• Exercise requirements
The records below should be written out again, exactly.

[Data items]
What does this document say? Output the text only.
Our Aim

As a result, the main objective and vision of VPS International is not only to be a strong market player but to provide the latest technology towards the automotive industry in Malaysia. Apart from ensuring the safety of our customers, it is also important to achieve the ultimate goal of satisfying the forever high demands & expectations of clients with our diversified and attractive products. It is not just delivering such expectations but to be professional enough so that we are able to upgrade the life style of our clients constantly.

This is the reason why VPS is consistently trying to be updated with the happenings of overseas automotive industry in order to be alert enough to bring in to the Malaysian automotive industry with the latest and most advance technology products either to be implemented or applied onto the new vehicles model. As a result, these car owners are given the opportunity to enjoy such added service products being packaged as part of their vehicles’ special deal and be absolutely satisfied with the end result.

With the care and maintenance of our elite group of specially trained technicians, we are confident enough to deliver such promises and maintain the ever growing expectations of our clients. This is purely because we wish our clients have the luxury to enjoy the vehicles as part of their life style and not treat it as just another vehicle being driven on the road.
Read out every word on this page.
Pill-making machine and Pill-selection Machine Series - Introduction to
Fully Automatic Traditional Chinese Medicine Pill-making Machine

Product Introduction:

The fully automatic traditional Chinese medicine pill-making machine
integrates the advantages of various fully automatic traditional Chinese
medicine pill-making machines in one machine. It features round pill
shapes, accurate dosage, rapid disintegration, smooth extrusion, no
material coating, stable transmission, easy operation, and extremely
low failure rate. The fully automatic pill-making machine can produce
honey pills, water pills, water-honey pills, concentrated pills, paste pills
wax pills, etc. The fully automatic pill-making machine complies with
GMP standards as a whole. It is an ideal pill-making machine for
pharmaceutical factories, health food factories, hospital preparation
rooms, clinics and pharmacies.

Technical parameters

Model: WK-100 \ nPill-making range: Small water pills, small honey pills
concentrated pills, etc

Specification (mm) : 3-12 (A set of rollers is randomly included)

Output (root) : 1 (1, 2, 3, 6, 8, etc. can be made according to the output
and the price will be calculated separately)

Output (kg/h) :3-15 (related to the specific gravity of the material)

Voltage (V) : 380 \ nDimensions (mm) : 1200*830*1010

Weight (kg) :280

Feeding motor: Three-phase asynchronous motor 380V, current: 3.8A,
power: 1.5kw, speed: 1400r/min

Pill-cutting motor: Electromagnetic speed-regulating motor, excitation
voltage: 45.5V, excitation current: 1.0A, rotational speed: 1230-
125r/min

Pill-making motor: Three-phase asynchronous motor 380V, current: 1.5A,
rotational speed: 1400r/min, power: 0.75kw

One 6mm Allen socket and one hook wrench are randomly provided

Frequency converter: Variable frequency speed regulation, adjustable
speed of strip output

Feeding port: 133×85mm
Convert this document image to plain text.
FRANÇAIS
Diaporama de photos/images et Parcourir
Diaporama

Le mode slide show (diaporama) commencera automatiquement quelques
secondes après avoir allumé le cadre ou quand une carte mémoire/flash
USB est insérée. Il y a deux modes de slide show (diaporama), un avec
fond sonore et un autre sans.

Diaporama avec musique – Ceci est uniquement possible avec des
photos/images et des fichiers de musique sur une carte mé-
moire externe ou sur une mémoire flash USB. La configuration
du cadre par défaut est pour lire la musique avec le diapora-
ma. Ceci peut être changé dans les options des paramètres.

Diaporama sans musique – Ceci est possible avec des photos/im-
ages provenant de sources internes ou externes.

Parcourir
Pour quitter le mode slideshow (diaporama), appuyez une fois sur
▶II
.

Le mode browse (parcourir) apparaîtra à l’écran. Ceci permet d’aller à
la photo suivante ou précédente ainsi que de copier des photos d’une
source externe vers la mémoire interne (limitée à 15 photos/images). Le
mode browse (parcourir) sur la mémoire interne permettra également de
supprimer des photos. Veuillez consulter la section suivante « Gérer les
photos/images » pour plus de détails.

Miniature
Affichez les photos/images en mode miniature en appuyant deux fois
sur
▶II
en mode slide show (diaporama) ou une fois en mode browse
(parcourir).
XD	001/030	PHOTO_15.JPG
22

• Result for this exercise
What does this document say? Output the text only.
Our Aim

As a result, the main objective and vision of VPS International is not only to be a strong market player but to provide the latest technology towards the automotive industry in Malaysia. Apart from ensuring the safety of our customers, it is also important to achieve the ultimate goal of satisfying the forever high demands & expectations of clients with our diversified and attractive products. It is not just delivering such expectations but to be professional enough so that we are able to upgrade the life style of our clients constantly.

This is the reason why VPS is consistently trying to be updated with the happenings of overseas automotive industry in order to be alert enough to bring in to the Malaysian automotive industry with the latest and most advance technology products either to be implemented or applied onto the new vehicles model. As a result, these car owners are given the opportunity to enjoy such added service products being packaged as part of their vehicles’ special deal and be absolutely satisfied with the end result.

With the care and maintenance of our elite group of specially trained technicians, we are confident enough to deliver such promises and maintain the ever growing expectations of our clients. This is purely because we wish our clients have the luxury to enjoy the vehicles as part of their life style and not treat it as just another vehicle being driven on the road.
Read out every word on this page.
Pill-making machine and Pill-selection Machine Series - Introduction to
Fully Automatic Traditional Chinese Medicine Pill-making Machine

Product Introduction:

The fully automatic traditional Chinese medicine pill-making machine
integrates the advantages of various fully automatic traditional Chinese
medicine pill-making machines in one machine. It features round pill
shapes, accurate dosage, rapid disintegration, smooth extrusion, no
material coating, stable transmission, easy operation, and extremely
low failure rate. The fully automatic pill-making machine can produce
honey pills, water pills, water-honey pills, concentrated pills, paste pills
wax pills, etc. The fully automatic pill-making machine complies with
GMP standards as a whole. It is an ideal pill-making machine for
pharmaceutical factories, health food factories, hospital preparation
rooms, clinics and pharmacies.

Technical parameters

Model: WK-100 \ nPill-making range: Small water pills, small honey pills
concentrated pills, etc

Specification (mm) : 3-12 (A set of rollers is randomly included)

Output (root) : 1 (1, 2, 3, 6, 8, etc. can be made according to the output
and the price will be calculated separately)

Output (kg/h) :3-15 (related to the specific gravity of the material)

Voltage (V) : 380 \ nDimensions (mm) : 1200*830*1010

Weight (kg) :280

Feeding motor: Three-phase asynchronous motor 380V, current: 3.8A,
power: 1.5kw, speed: 1400r/min

Pill-cutting motor: Electromagnetic speed-regulating motor, excitation
voltage: 45.5V, excitation current: 1.0A, rotational speed: 1230-
125r/min

Pill-making motor: Three-phase asynchronous motor 380V, current: 1.5A,
rotational speed: 1400r/min, power: 0.75kw

One 6mm Allen socket and one hook wrench are randomly provided

Frequency converter: Variable frequency speed regulation, adjustable
speed of strip output

Feeding port: 133×85mm
Convert this document image to plain text.
FRANÇAIS
Diaporama de photos/images et Parcourir
Diaporama

Le mode slide show (diaporama) commencera automatiquement quelques
secondes après avoir allumé le cadre ou quand une carte mémoire/flash
USB est insérée. Il y a deux modes de slide show (diaporama), un avec
fond sonore et un autre sans.

Diaporama avec musique – Ceci est uniquement possible avec des
photos/images et des fichiers de musique sur une carte mé-
moire externe ou sur une mémoire flash USB. La configuration
du cadre par défaut est pour lire la musique avec le diapora-
ma. Ceci peut être changé dans les options des paramètres.

Diaporama sans musique – Ceci est possible avec des photos/im-
ages provenant de sources internes ou externes.

Parcourir
Pour quitter le mode slideshow (diaporama), appuyez une fois sur
▶II
.

Le mode browse (parcourir) apparaîtra à l’écran. Ceci permet d’aller à
la photo suivante ou précédente ainsi que de copier des photos d’une
source externe vers la mémoire interne (limitée à 15 photos/images). Le
mode browse (parcourir) sur la mémoire interne permettra également de
supprimer des photos. Veuillez consulter la section suivante « Gérer les
photos/images » pour plus de détails.

Miniature
Affichez les photos/images en mode miniature en appuyant deux fois
sur
▶II
en mode slide show (diaporama) ou une fois en mode browse
(parcourir).
XD	001/030	PHOTO_15.JPG
22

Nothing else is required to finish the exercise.